Top of Passage
Re: [DRBD-user] Possible IPoIB deadlock with DRBD

Matteo Tescione Fri, 16 Jan 2015 07:16:20 -0800

Yes I've seen the posts you suggested. 
Do you have it tested? 
we are using qib driver for qlogic 7342 adapters, don't know if someone ported 
to it too.


Regards,

--
matteo

----- Messaggio originale -----
> Da: "Eric Blevins" <[email protected]>
> A: "Matteo Tescione" <[email protected]>
> Cc: [email protected]
> Inviato: Venerdì, 16 gennaio 2015 15:50:17
> Oggetto: Re: [DRBD-user] Possible IPoIB deadlock with DRBD
> 
> The split brain would only happen on dual primary.
> 
> We have Mellanox MHEA28-XTC using mthca driver.
> 
> The potential IPoIB deadlock is only fixed in the mlx4 driver so far.
> 
> 
> 
> common {
>   net {
>     connect-int 20; #Default 10 units 1
>     timeout 180; #default 60 units .1
>     ping-int 30; #default 10 units 1
>     ping-timeout 10; #default 5 units .1
>     ko-count 20;
>     max-buffers 16000;
>     max-epoch-size 16000;
>     sndbuf-size 0;
>     rcvbuf-size 0;
>     unplug-watermark 16001;
>     verify-alg md5;
>   }
>   disk {
>     c-plan-ahead 10;
>     c-min-rate 30M;
>     c-max-rate 200M;
>     c-fill-target 20M;
>     al-extents 3389;
>     md-flushes no;
>     disk-barrier no;
>     disk-flushes no;
>   }
> }
> resource drbd0 {
>   device /dev/drbd0;
>   disk /dev/sdc;
>   meta-disk internal;
>   startup {
>     wfc-timeout  120;
>     degr-wfc-timeout 60;
>     outdated-wfc-timeout 60;
>     become-primary-on both;
>   }
>   disk {
>     c-max-rate 200M;
>     c-min-rate 30M;
>     c-fill-target 20M;
>     c-plan-ahead 10;
> 
>   }
>   net {
>     protocol C;
>     cram-hmac-alg sha1;
>     shared-secret "XXXXXXXXXXXXX";
>     allow-two-primaries;
>     after-sb-0pri discard-zero-changes;
>     after-sb-1pri discard-secondary;
>     after-sb-2pri disconnect;
>   }
>   on vm1 {
>     address x.x.x.1:7788;
>   }
>   on vm2 {
>     address x.x.x.2:7788;
>   }
> }
> 
> On Fri, Jan 16, 2015 at 5:32 AM, Matteo Tescione <[email protected]>
> wrote:
> > Hi Eric,
> >
> > it seems that I'm hitting the same deadlock, but I don't use dual
> > primary, and the split brain never occurs.
Bottom of Passage
Top of Input data
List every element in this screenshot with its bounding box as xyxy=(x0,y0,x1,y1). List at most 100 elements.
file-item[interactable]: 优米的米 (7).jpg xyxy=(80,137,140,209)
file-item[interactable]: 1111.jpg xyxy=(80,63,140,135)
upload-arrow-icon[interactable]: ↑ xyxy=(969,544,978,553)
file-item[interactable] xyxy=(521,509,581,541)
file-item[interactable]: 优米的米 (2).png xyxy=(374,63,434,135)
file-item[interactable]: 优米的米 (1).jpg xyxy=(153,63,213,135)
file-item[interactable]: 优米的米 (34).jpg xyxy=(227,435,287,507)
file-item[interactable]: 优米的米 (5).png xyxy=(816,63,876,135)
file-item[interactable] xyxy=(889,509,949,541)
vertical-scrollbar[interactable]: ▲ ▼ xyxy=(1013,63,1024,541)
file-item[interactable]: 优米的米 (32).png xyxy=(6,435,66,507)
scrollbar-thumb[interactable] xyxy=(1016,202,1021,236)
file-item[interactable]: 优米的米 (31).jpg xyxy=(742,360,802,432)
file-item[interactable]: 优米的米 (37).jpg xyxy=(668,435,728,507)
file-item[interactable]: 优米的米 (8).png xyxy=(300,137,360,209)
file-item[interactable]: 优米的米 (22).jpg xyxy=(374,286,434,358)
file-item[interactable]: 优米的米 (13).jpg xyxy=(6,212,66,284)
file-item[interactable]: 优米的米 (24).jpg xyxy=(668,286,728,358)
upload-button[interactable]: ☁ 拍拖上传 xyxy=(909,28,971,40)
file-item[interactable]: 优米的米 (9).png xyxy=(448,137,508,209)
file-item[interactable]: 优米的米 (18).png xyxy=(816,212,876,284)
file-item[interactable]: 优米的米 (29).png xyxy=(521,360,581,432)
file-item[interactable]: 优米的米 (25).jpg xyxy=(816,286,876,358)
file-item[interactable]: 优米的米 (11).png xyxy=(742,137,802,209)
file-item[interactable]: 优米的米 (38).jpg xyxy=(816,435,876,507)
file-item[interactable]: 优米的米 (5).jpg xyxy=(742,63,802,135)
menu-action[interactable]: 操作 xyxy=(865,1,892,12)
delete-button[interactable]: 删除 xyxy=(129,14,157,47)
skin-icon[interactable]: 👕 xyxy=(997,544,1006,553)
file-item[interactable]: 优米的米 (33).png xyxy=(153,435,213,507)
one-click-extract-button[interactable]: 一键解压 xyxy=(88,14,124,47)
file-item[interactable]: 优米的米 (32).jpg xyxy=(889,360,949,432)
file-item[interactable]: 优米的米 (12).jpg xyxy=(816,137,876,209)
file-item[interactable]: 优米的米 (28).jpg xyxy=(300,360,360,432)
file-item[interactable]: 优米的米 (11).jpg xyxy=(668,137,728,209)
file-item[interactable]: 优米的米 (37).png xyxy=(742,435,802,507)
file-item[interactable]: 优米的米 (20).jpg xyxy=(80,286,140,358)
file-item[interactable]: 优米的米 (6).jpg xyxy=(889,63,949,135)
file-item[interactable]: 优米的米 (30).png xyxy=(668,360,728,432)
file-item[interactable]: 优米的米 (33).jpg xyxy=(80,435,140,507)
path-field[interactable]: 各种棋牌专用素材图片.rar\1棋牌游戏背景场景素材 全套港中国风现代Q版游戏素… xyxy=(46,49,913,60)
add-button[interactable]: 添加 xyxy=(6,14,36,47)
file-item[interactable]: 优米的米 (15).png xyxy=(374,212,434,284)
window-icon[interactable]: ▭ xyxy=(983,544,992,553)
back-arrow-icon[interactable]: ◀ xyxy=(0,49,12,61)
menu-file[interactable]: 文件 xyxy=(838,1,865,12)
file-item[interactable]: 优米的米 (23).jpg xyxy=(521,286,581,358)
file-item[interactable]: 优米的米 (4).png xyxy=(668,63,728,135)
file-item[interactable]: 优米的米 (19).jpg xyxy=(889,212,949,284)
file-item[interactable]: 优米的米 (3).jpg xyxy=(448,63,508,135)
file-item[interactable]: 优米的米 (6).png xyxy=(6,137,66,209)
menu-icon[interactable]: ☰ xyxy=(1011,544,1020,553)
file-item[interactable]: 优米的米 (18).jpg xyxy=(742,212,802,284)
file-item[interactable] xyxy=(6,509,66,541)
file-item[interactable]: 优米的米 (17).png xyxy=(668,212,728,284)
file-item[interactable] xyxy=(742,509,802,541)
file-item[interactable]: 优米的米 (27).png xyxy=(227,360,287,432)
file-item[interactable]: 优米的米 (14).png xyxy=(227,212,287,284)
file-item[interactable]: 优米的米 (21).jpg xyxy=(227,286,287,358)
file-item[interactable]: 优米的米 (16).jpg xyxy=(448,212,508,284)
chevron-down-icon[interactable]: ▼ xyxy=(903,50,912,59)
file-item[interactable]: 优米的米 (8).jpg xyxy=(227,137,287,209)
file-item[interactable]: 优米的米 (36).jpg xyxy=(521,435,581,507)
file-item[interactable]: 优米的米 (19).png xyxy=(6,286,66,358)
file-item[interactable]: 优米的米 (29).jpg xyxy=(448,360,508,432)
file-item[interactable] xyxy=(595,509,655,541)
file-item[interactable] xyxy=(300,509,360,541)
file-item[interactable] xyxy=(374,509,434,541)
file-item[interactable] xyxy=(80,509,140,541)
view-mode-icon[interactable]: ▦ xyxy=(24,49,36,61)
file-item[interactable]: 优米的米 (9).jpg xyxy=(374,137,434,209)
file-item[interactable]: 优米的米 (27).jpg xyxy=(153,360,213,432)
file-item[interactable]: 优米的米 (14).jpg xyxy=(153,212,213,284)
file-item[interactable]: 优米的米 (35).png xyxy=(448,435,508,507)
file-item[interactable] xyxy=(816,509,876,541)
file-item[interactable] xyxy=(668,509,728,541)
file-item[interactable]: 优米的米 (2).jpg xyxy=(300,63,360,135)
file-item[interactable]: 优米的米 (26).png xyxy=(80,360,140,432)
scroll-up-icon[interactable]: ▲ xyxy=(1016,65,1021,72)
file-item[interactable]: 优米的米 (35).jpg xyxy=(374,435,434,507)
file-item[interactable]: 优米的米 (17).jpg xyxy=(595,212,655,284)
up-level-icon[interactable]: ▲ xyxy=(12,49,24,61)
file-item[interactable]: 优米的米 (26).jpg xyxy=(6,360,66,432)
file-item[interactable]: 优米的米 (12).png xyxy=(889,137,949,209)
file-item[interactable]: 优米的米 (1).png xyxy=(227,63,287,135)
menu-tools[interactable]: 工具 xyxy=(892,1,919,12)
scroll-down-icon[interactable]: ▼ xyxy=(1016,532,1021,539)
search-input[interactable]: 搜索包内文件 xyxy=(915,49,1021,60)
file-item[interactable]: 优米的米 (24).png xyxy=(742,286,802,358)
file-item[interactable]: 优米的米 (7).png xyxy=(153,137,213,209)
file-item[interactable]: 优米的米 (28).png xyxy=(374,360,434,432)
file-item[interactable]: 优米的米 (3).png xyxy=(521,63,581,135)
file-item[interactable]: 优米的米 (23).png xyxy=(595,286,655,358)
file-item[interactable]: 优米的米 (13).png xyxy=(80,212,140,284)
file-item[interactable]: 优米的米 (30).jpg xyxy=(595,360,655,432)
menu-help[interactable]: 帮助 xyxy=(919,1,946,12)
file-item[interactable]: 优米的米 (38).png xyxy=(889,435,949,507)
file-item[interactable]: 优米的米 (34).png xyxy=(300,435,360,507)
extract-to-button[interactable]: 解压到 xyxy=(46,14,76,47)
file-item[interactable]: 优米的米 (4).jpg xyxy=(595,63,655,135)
Bottom of Input data
- Exercises to complete:
**a.** Rewrite everything in the DRBD thread from "----- Messaggio originale" down to "on dual primary.", replacing "split brain" with "split-brain".
**b.** According to the DRBD thread, which driver has the potential IPoIB deadlock been fixed in so far?
Use only the DRBD thread to answer.

- Results of the exercise:
**a.**
----- Messaggio originale -----
> Da: "Eric Blevins" <[email protected]>
> A: "Matteo Tescione" <[email protected]>
> Cc: [email protected]
> Inviato: Venerdì, 16 gennaio 2015 15:50:17
> Oggetto: Re: [DRBD-user] Possible IPoIB deadlock with DRBD
> 
> The split-brain would only happen on dual primary.

**b.** The mlx4 driver.